ACTIVITY
From the data below, return all lines holding the string "cDNA".

EXTRACTED ENTRIES
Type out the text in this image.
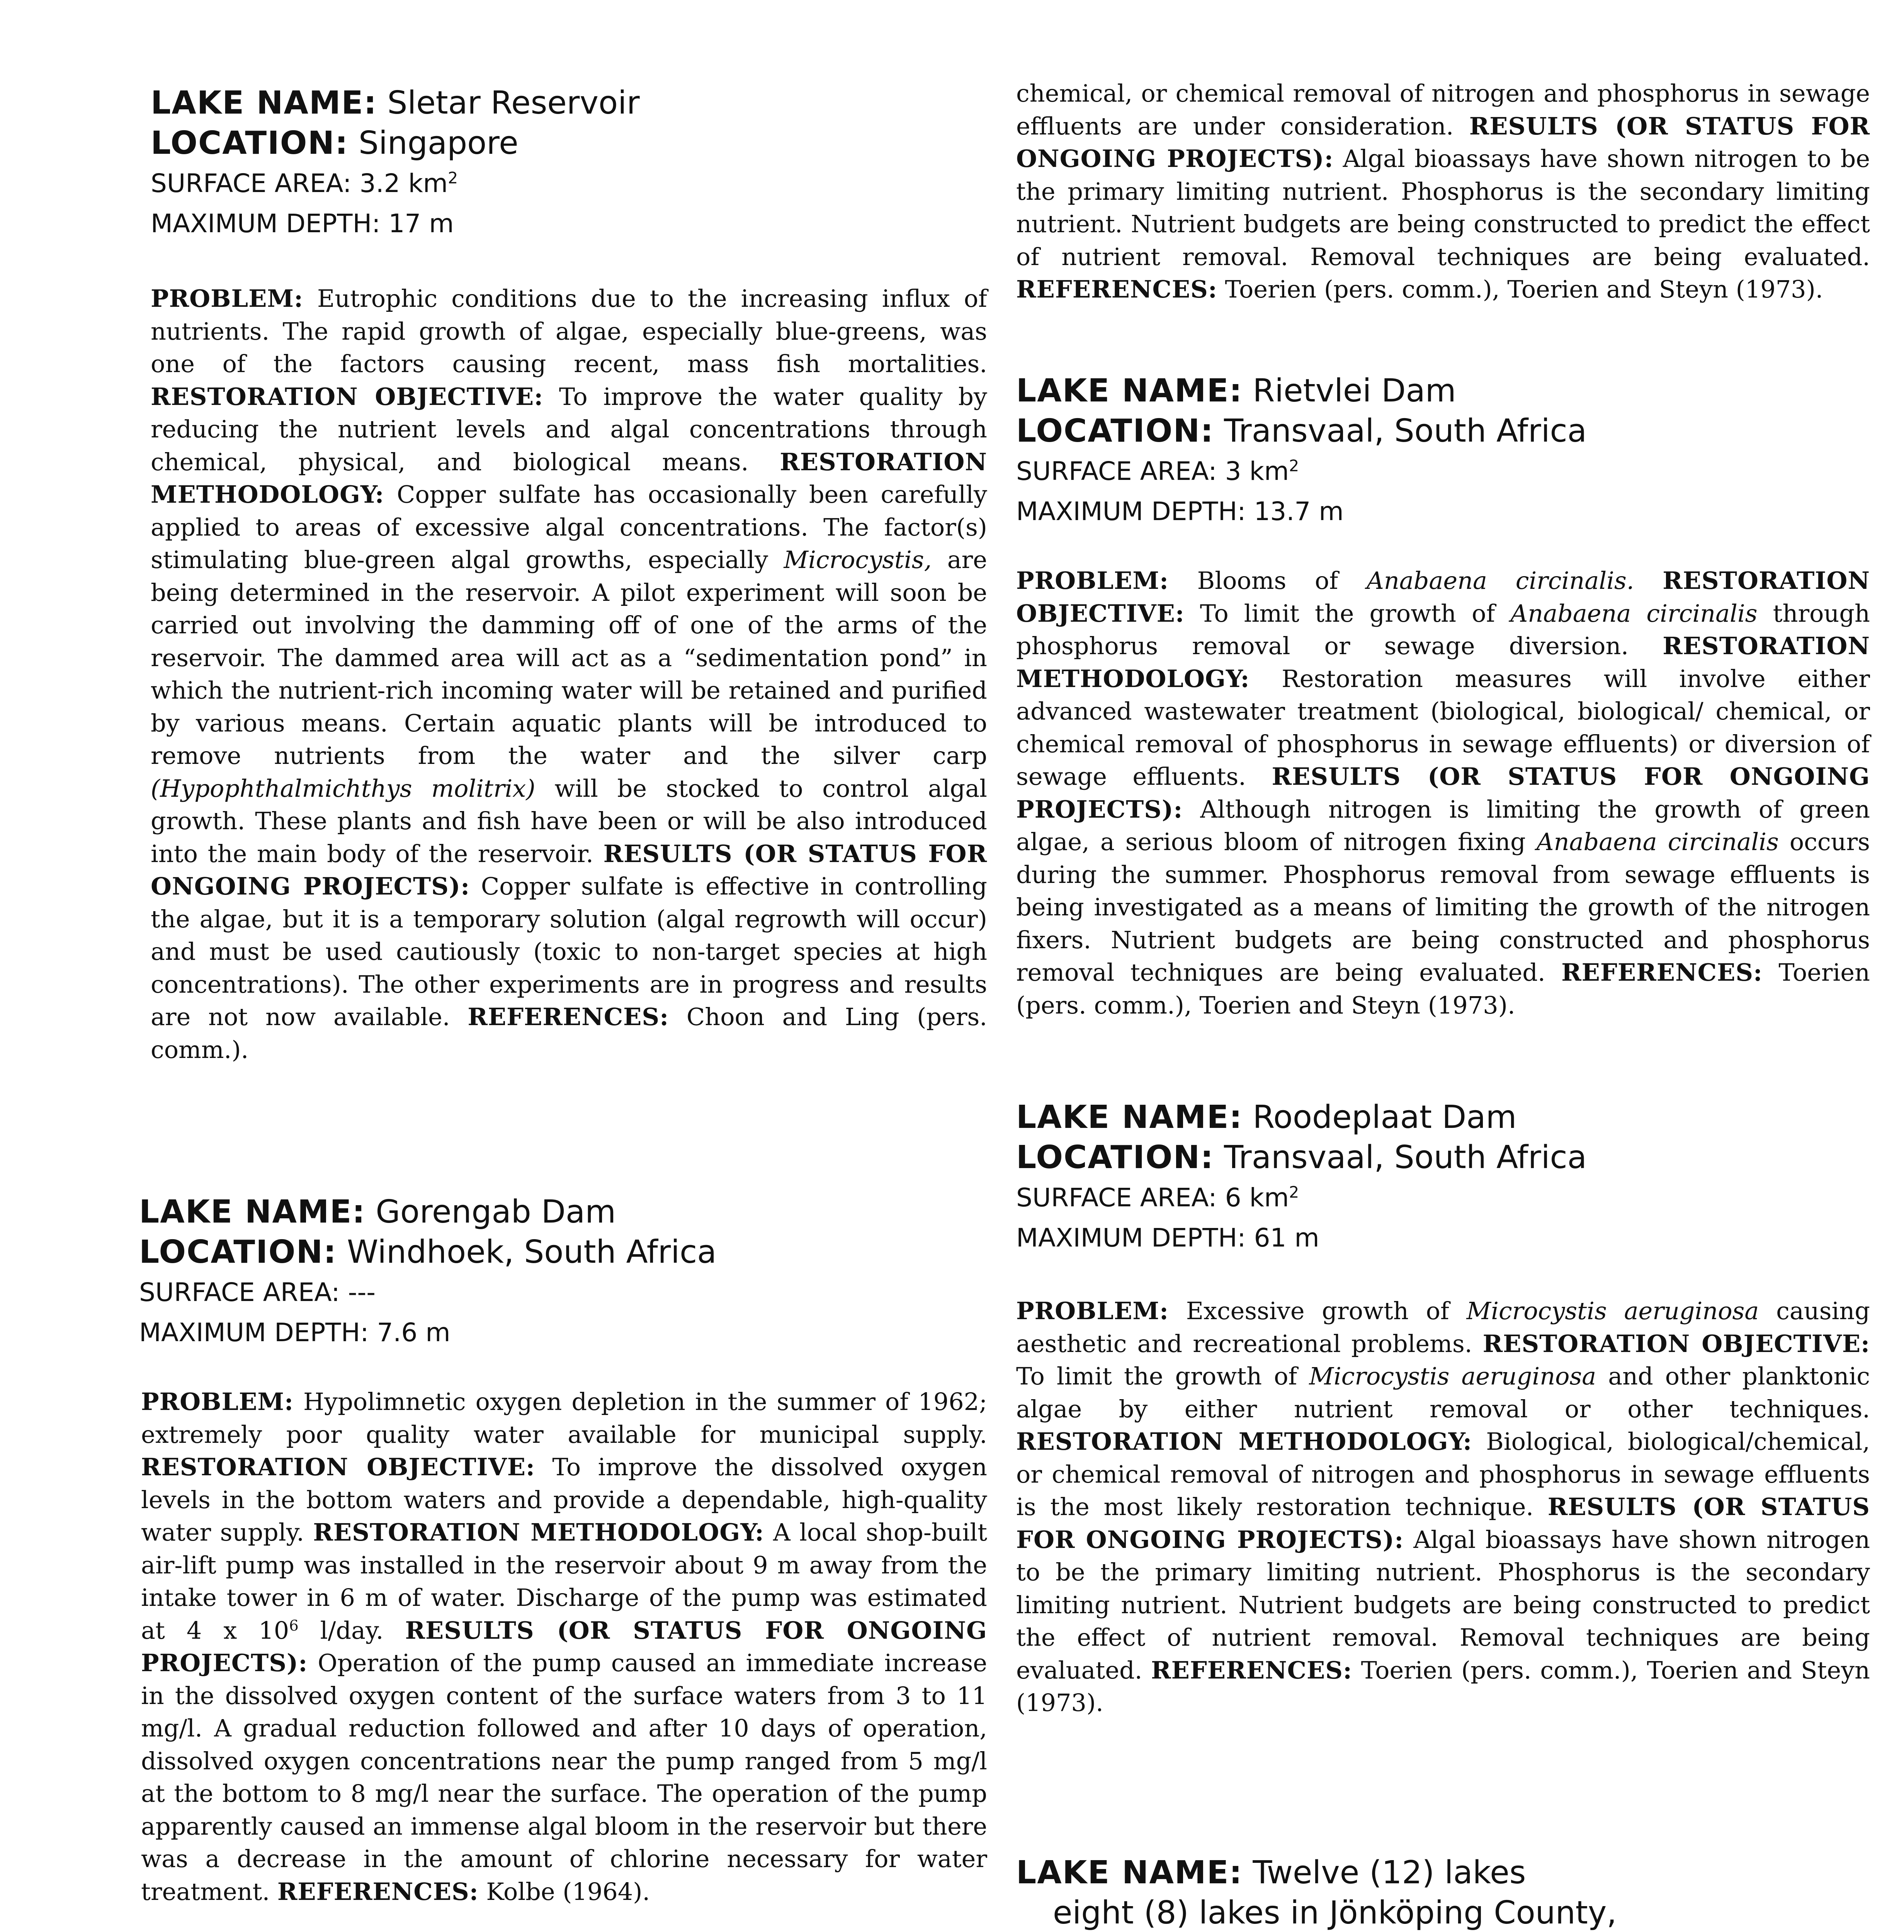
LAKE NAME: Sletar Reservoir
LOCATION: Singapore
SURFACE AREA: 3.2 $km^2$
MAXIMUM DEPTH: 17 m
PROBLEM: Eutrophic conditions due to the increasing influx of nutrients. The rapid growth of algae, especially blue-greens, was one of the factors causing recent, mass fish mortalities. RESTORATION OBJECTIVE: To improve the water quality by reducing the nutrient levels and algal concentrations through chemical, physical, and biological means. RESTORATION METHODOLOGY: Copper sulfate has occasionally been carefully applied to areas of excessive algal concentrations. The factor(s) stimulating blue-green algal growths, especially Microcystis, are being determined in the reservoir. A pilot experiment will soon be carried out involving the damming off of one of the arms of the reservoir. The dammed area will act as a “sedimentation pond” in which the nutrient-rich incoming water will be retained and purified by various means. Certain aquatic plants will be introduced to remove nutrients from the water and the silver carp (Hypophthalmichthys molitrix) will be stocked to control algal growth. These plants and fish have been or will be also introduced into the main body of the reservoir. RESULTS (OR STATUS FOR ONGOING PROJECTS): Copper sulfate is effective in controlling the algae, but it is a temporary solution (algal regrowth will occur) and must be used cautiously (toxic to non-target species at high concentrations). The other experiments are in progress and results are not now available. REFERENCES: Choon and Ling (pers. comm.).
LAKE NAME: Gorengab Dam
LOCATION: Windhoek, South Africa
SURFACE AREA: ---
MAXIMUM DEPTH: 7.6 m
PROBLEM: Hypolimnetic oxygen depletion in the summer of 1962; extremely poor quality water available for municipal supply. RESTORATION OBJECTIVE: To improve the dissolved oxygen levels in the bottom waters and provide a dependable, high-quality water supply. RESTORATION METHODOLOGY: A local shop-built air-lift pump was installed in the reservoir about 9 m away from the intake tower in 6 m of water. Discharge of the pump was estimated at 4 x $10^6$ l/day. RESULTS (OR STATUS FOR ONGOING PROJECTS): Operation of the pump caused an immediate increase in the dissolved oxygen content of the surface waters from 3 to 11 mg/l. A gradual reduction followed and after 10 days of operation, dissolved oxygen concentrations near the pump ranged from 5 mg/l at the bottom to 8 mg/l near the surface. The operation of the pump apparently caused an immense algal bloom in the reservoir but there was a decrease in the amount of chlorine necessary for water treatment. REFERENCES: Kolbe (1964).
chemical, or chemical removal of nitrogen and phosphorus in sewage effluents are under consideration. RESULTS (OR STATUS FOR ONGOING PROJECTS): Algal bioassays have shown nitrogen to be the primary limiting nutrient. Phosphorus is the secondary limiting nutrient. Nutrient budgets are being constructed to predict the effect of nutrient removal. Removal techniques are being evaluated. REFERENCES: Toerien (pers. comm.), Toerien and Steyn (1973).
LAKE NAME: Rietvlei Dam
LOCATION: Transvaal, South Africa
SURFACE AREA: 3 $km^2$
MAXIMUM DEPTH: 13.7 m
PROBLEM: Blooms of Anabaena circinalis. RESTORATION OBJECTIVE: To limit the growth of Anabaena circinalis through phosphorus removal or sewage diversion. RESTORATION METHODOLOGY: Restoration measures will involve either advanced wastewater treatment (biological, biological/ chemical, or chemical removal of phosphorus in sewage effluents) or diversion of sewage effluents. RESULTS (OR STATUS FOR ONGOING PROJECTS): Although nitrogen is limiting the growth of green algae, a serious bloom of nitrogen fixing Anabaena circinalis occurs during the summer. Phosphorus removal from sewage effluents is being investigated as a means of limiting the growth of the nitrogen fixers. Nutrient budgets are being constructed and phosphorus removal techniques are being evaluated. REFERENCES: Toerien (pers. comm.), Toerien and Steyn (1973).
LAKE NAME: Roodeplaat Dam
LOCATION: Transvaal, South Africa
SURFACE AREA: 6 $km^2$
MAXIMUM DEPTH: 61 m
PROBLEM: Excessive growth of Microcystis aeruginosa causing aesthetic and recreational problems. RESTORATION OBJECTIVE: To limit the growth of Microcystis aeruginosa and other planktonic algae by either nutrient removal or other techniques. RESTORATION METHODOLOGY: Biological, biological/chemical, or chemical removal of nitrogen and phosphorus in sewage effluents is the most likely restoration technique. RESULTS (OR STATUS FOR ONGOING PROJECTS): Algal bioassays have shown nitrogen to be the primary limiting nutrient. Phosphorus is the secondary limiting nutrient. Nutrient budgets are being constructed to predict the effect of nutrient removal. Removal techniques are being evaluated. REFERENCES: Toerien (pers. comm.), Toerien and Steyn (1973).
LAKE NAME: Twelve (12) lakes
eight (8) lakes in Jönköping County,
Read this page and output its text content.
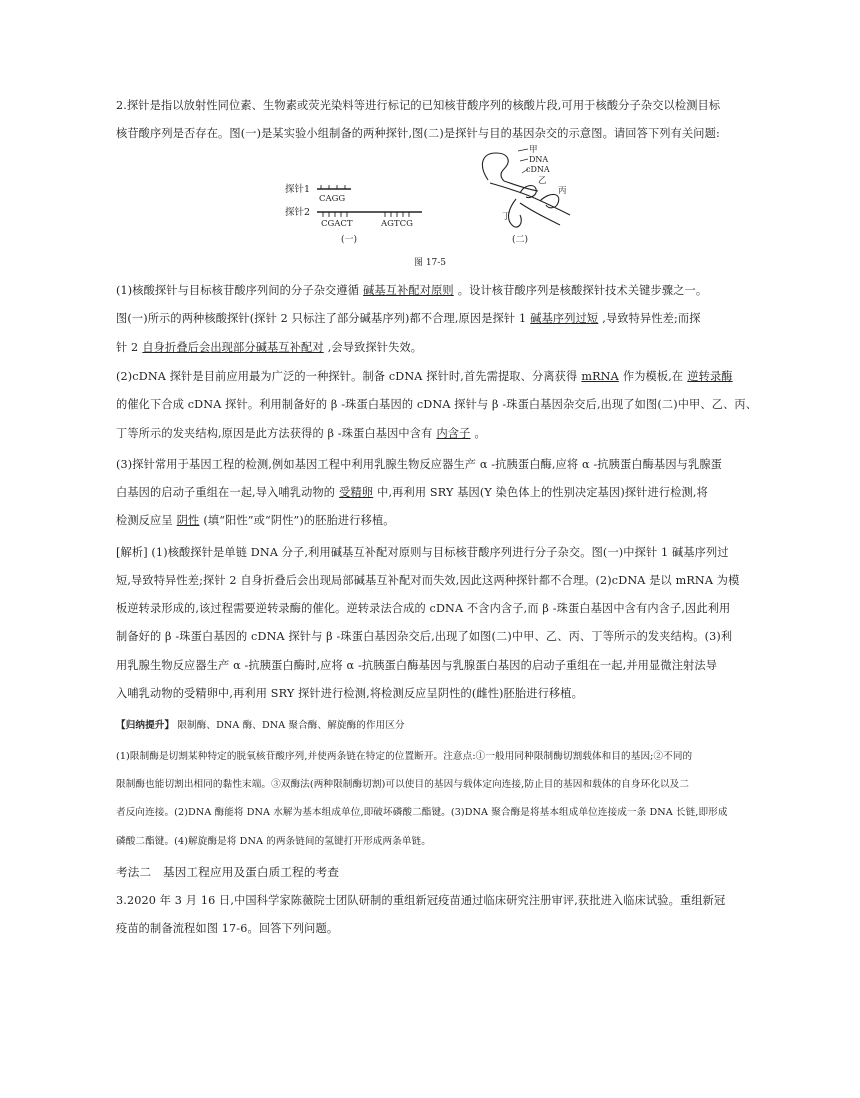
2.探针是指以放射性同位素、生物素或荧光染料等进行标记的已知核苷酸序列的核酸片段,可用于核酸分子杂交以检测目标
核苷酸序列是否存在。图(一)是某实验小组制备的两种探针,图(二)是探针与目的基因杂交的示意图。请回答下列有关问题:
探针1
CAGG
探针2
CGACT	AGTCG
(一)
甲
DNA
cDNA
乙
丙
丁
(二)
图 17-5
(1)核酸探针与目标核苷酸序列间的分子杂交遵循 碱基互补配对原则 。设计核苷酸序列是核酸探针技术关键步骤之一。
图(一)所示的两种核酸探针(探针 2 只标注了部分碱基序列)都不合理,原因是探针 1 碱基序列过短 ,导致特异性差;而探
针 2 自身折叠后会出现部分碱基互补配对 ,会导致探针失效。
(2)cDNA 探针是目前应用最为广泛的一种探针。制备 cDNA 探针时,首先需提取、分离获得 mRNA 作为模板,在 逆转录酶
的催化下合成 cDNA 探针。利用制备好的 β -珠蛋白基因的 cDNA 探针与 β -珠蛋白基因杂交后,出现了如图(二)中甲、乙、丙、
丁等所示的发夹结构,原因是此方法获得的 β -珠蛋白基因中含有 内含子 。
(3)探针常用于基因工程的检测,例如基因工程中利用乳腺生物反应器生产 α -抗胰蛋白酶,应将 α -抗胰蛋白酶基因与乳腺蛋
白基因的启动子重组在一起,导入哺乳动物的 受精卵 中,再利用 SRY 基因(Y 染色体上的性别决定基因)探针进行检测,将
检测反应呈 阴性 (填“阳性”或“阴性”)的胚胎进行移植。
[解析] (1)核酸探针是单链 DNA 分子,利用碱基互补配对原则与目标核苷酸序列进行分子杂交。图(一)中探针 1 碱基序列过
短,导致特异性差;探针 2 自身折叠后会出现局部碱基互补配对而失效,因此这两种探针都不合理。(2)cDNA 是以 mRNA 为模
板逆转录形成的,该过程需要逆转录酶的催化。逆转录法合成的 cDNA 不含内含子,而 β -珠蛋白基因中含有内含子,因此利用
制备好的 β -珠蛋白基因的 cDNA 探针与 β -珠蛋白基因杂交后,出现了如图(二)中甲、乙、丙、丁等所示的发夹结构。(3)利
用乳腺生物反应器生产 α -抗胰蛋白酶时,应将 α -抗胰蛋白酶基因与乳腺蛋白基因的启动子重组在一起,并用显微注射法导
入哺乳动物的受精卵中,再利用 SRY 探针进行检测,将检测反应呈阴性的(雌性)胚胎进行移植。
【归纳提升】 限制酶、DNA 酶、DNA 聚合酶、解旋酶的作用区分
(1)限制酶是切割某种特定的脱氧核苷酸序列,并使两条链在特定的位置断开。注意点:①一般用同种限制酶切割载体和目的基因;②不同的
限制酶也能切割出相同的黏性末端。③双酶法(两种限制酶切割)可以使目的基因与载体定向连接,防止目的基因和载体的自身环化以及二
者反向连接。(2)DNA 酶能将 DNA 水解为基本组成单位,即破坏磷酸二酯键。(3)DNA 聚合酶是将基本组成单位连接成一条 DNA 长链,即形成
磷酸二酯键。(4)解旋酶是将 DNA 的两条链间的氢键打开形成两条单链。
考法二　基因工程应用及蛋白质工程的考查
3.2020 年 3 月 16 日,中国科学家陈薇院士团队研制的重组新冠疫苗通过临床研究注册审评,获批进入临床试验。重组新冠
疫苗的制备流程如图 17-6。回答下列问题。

WRITTEN SOLUTION
cDNA
(2)cDNA 探针是目前应用最为广泛的一种探针。制备 cDNA 探针时,首先需提取、分离获得 mRNA 作为模板,在 逆转录酶
的催化下合成 cDNA 探针。利用制备好的 β -珠蛋白基因的 cDNA 探针与 β -珠蛋白基因杂交后,出现了如图(二)中甲、乙、丙、
短,导致特异性差;探针 2 自身折叠后会出现局部碱基互补配对而失效,因此这两种探针都不合理。(2)cDNA 是以 mRNA 为模
板逆转录形成的,该过程需要逆转录酶的催化。逆转录法合成的 cDNA 不含内含子,而 β -珠蛋白基因中含有内含子,因此利用
制备好的 β -珠蛋白基因的 cDNA 探针与 β -珠蛋白基因杂交后,出现了如图(二)中甲、乙、丙、丁等所示的发夹结构。(3)利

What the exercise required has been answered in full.